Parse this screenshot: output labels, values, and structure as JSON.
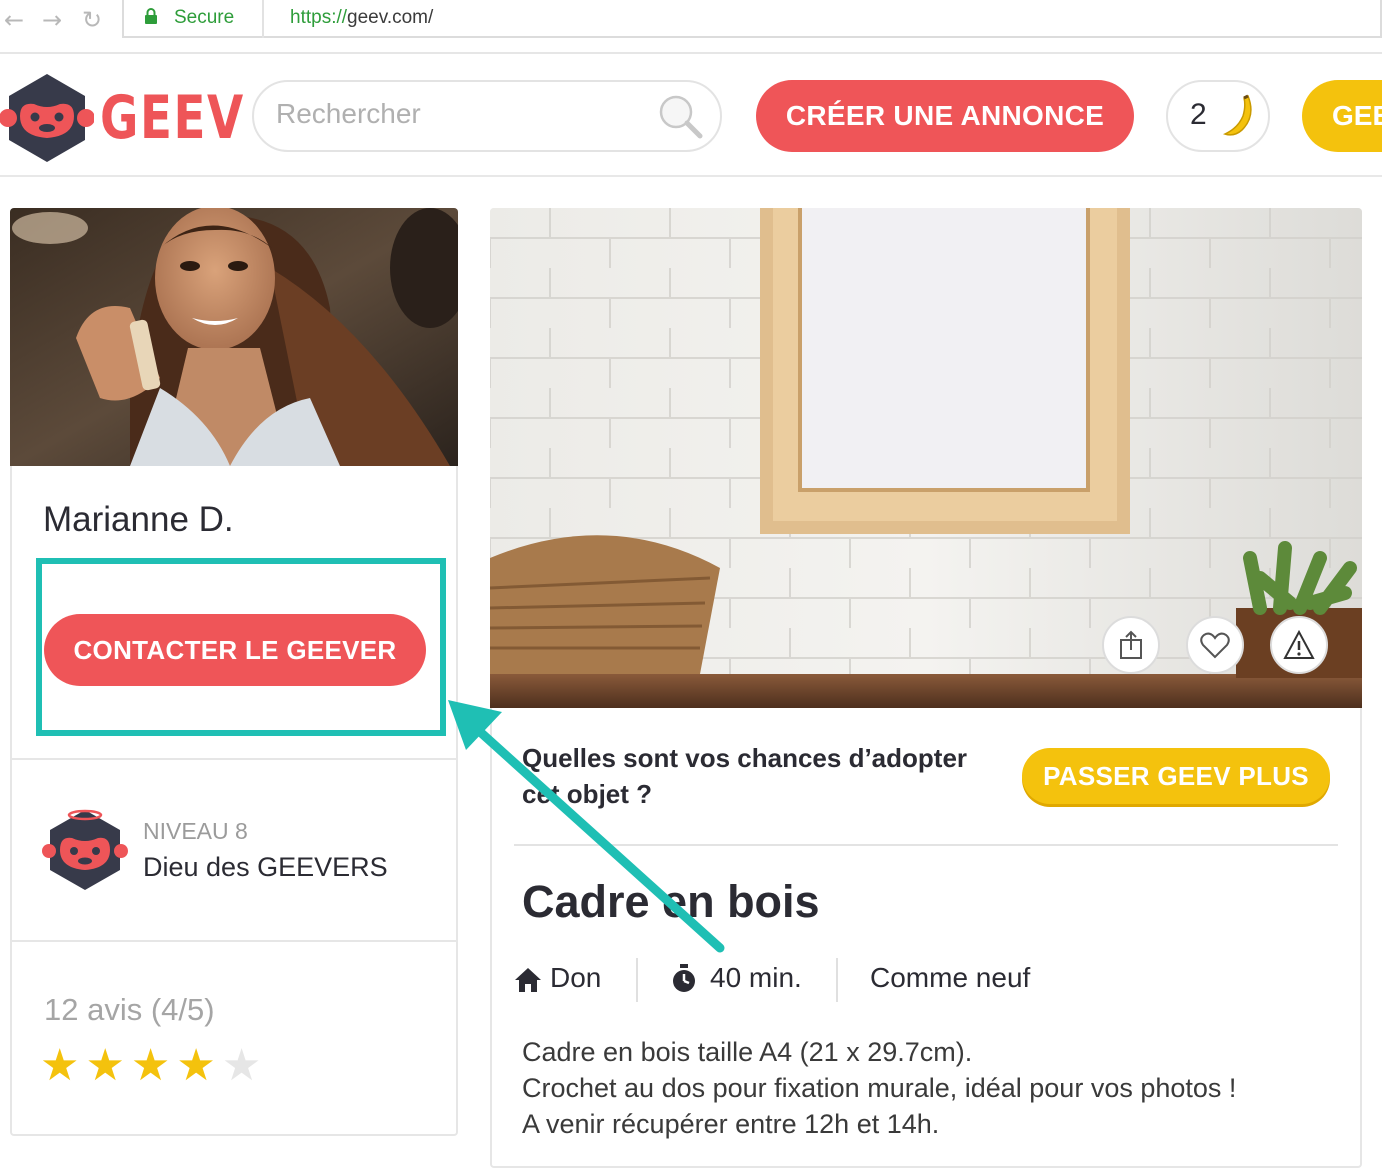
{
  "browser": {
    "secure_label": "Secure",
    "url_scheme": "https://",
    "url_rest": "geev.com/"
  },
  "header": {
    "logo_text": "GEEV",
    "search_placeholder": "Rechercher",
    "create_label": "CRÉER UNE ANNONCE",
    "banana_count": "2",
    "geev_plus_label": "GEE"
  },
  "seller": {
    "name": "Marianne D.",
    "contact_label": "CONTACTER LE GEEVER",
    "level_label": "NIVEAU 8",
    "level_title": "Dieu des GEEVERS",
    "reviews": "12 avis (4/5)",
    "rating": 4,
    "rating_max": 5
  },
  "listing": {
    "chance_question": "Quelles sont vos chances d’adopter cet objet ?",
    "plus_label": "PASSER GEEV PLUS",
    "title": "Cadre en bois",
    "type": "Don",
    "time": "40 min.",
    "condition": "Comme neuf",
    "description": [
      "Cadre en bois taille A4 (21 x 29.7cm).",
      "Crochet au dos pour fixation murale, idéal pour vos photos !",
      "A venir récupérer entre 12h et 14h."
    ]
  },
  "colors": {
    "brand_red": "#ef5558",
    "brand_yellow": "#f4c20d",
    "highlight_teal": "#1fbfb4",
    "secure_green": "#2e9d3a"
  }
}
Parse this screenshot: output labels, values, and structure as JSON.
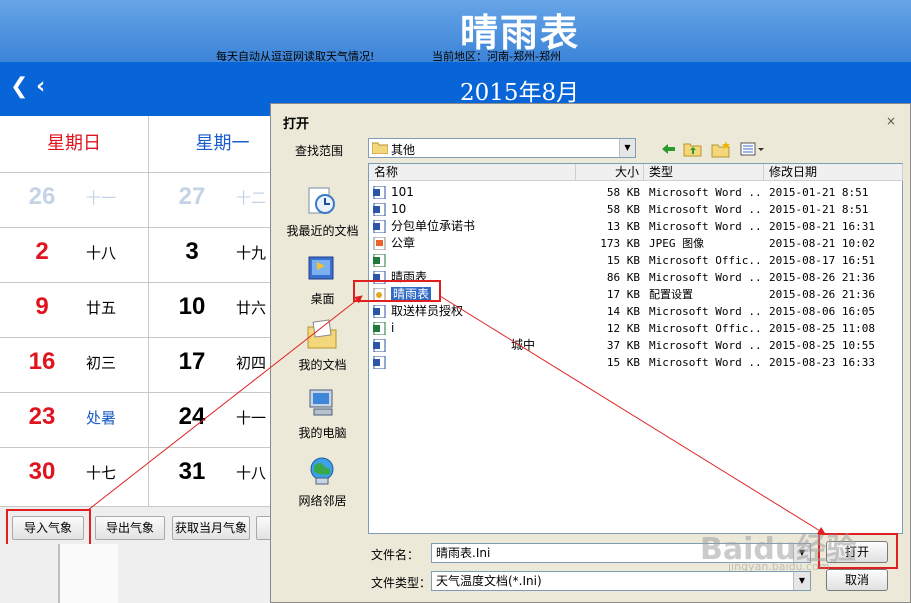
{
  "app": {
    "title": "晴雨表",
    "subtitle": "每天自动从逗逗网读取天气情况!",
    "region": "当前地区：河南-郑州-郑州",
    "nav_prev": "❮ ‹",
    "month": "2015年8月",
    "weekday_headers": [
      "星期日",
      "星期一"
    ],
    "rows": [
      {
        "sun": "26",
        "sun_lunar": "十一",
        "mon": "27",
        "mon_lunar": "十二"
      },
      {
        "sun": "2",
        "sun_lunar": "十八",
        "mon": "3",
        "mon_lunar": "十九"
      },
      {
        "sun": "9",
        "sun_lunar": "廿五",
        "mon": "10",
        "mon_lunar": "廿六"
      },
      {
        "sun": "16",
        "sun_lunar": "初三",
        "mon": "17",
        "mon_lunar": "初四"
      },
      {
        "sun": "23",
        "sun_lunar": "处暑",
        "mon": "24",
        "mon_lunar": "十一"
      },
      {
        "sun": "30",
        "sun_lunar": "十七",
        "mon": "31",
        "mon_lunar": "十八"
      }
    ],
    "buttons": {
      "import": "导入气象",
      "export": "导出气象",
      "fetch": "获取当月气象"
    }
  },
  "dialog": {
    "title": "打开",
    "close": "×",
    "lookin_label": "查找范围",
    "lookin_value": "其他",
    "places": [
      "我最近的文档",
      "桌面",
      "我的文档",
      "我的电脑",
      "网络邻居"
    ],
    "columns": {
      "name": "名称",
      "size": "大小",
      "type": "类型",
      "date": "修改日期"
    },
    "files": [
      {
        "name": "101",
        "size": "58 KB",
        "type": "Microsoft Word ...",
        "date": "2015-01-21 8:51",
        "icon": "word"
      },
      {
        "name": "10",
        "size": "58 KB",
        "type": "Microsoft Word ...",
        "date": "2015-01-21 8:51",
        "icon": "word"
      },
      {
        "name": "分包单位承诺书",
        "size": "13 KB",
        "type": "Microsoft Word ...",
        "date": "2015-08-21 16:31",
        "icon": "word"
      },
      {
        "name": "公章",
        "size": "173 KB",
        "type": "JPEG 图像",
        "date": "2015-08-21 10:02",
        "icon": "image"
      },
      {
        "name": "",
        "size": "15 KB",
        "type": "Microsoft Offic...",
        "date": "2015-08-17 16:51",
        "icon": "excel"
      },
      {
        "name": "晴雨表",
        "size": "86 KB",
        "type": "Microsoft Word ...",
        "date": "2015-08-26 21:36",
        "icon": "word"
      },
      {
        "name": "晴雨表",
        "size": "17 KB",
        "type": "配置设置",
        "date": "2015-08-26 21:36",
        "icon": "config",
        "selected": true
      },
      {
        "name": "取送样员授权",
        "size": "14 KB",
        "type": "Microsoft Word ...",
        "date": "2015-08-06 16:05",
        "icon": "word"
      },
      {
        "name": "i",
        "size": "12 KB",
        "type": "Microsoft Offic...",
        "date": "2015-08-25 11:08",
        "icon": "excel"
      },
      {
        "name": "城中",
        "size": "37 KB",
        "type": "Microsoft Word ...",
        "date": "2015-08-25 10:55",
        "icon": "word"
      },
      {
        "name": "",
        "size": "15 KB",
        "type": "Microsoft Word ...",
        "date": "2015-08-23 16:33",
        "icon": "word"
      }
    ],
    "filename_label": "文件名：",
    "filename_value": "晴雨表.Ini",
    "filetype_label": "文件类型：",
    "filetype_value": "天气温度文档(*.Ini)",
    "open_button": "打开",
    "cancel_button": "取消"
  },
  "watermark": {
    "text": "Baidu经验",
    "sub": "jingyan.baidu.com"
  },
  "colors": {
    "header": "#3c84d8",
    "month_bar": "#0865d8",
    "sunday": "#e0141e",
    "monday_header": "#1a5cc8",
    "annotation": "#e02020",
    "selection": "#316ac5"
  }
}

+-------+

Search the data above for the string "size" and copy each line that has it.

▸ **ANSWER TO THIS TASK**:
      "size": "大小",
        "size": "58 KB",
        "size": "58 KB",
        "size": "13 KB",
        "size": "173 KB",
        "size": "15 KB",
        "size": "86 KB",
        "size": "17 KB",
        "size": "14 KB",
        "size": "12 KB",
        "size": "37 KB",
        "size": "15 KB",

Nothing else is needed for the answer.